20 juillet: Grêve pour une semaine de la presse écrite indépendante nigérienne rejointe pour la journée du 21 par les radios et télévisions privées. Les médias privés réclament l'abrogation de la décision présidentielle. La mobilisation a été importante tant à Niamey (où l'on compte quatre télévisions et une douzaine de stations de radio privées) que dans les autres villes du pays.

24 juillet: La grève générale appelée pour les 24 et 25 juillet par les centrales syndicales de la CDTN (Confédération démocratique des travailleurs du Niger) a été décrétée illégale le 23 au soir par une décision du tribunal de Niamey.

Le ton se durcit un peu plus tous les jours, à moins de deux semaines du référendum censé modifier la Constitution qui permettrait au président Tandja de se maintenir au pouvoir indéfiniment. Pour le moment, le jusqu'au-boutisme de Tandja renforce a contrario le légalisme des opposants et tend à les désarmer un peu plus... mais jusqu'à quand ?

### CONSIGNES
A) Répondez aux questions suivantes sur l'extrait consacré au Niger.
(i) Combien de télévisions privées compte-t-on à Niamey ?
(ii) Qui a appelé à la grève générale des 24 et 25 juillet ?
(iii) Quelle instance a déclaré cette grève illégale ?
B) Rédigez la suite de l'extrait sur la crise politique au Niger en reprenant après sa dernière phrase.
La liste qui suit provient d'une source différente.

### Entrées de position des éléments

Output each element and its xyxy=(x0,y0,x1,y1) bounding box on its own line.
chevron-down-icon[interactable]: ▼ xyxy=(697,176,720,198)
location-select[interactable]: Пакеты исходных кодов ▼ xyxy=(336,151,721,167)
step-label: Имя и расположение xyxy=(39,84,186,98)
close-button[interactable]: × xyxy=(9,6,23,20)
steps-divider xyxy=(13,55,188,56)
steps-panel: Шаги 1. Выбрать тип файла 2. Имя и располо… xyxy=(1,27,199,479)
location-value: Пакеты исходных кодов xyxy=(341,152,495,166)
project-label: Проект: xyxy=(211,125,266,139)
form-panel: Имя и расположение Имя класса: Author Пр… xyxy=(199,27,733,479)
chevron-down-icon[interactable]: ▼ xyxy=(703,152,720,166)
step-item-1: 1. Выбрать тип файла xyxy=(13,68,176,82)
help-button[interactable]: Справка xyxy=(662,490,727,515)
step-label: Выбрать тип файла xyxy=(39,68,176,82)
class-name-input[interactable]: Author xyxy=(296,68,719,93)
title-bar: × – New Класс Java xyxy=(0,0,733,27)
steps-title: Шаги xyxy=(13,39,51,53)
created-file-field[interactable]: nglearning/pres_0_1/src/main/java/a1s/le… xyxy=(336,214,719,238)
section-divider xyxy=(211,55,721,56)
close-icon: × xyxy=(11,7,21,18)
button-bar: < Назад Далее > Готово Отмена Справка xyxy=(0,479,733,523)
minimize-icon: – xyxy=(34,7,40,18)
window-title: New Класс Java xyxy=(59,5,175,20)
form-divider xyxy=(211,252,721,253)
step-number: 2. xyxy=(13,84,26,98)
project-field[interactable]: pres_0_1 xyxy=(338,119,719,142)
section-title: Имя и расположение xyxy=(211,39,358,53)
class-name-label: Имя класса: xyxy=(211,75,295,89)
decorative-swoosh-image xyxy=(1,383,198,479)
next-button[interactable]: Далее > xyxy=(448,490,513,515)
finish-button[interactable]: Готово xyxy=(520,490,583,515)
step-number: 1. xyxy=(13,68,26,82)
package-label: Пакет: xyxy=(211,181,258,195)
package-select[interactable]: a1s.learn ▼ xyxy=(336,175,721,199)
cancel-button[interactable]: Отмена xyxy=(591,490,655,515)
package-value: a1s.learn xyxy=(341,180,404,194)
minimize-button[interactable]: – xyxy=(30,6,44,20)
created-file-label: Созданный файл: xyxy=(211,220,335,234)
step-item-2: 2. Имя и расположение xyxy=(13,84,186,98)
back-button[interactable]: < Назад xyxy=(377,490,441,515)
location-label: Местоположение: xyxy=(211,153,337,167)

### RÉPONSES PAR CONSIGNE
A)
(i) Quatre.
(ii) Les centrales syndicales de la CDTN (Confédération démocratique des travailleurs du Niger).
(iii) Le tribunal de Niamey, par une décision du 23 au soir.

B)
Il ne reste qu’à décréter l’Etat d’urgence après la farce du référendum pour couronner le tout. L'été à Niamey cette année pourrait être plus chaud que d'ordinaire.

Le Niger n'est pas un cas isolé. D'autres chefs d'Etats tentent actuellement de bigouiller leur constitution pour se maintenir au pouvoir, "à la demande de leur peuple", "pour le bien de leur peuple" disent-ils. C'est le cas notamment de Gloria Arroyo aux Philippines, de Daniel Ortega au Nicaragua...
Antigone
 

Re: Niger = Areva-Land

Messagede Antigone » 09 Aoû 2009, 15:28

Je reproduis un extrait (le plus intéressant) d'une conférence débat qui a eu lieu à Brest en décembre 2008 avec la participation de Issouf ag Maha, maire et réfugié politique de la commune de Tchinozerine au N-E d'Agadez.
Je ferai dans quelques jours un point de la situation au Niger depuis la tenue du référendum.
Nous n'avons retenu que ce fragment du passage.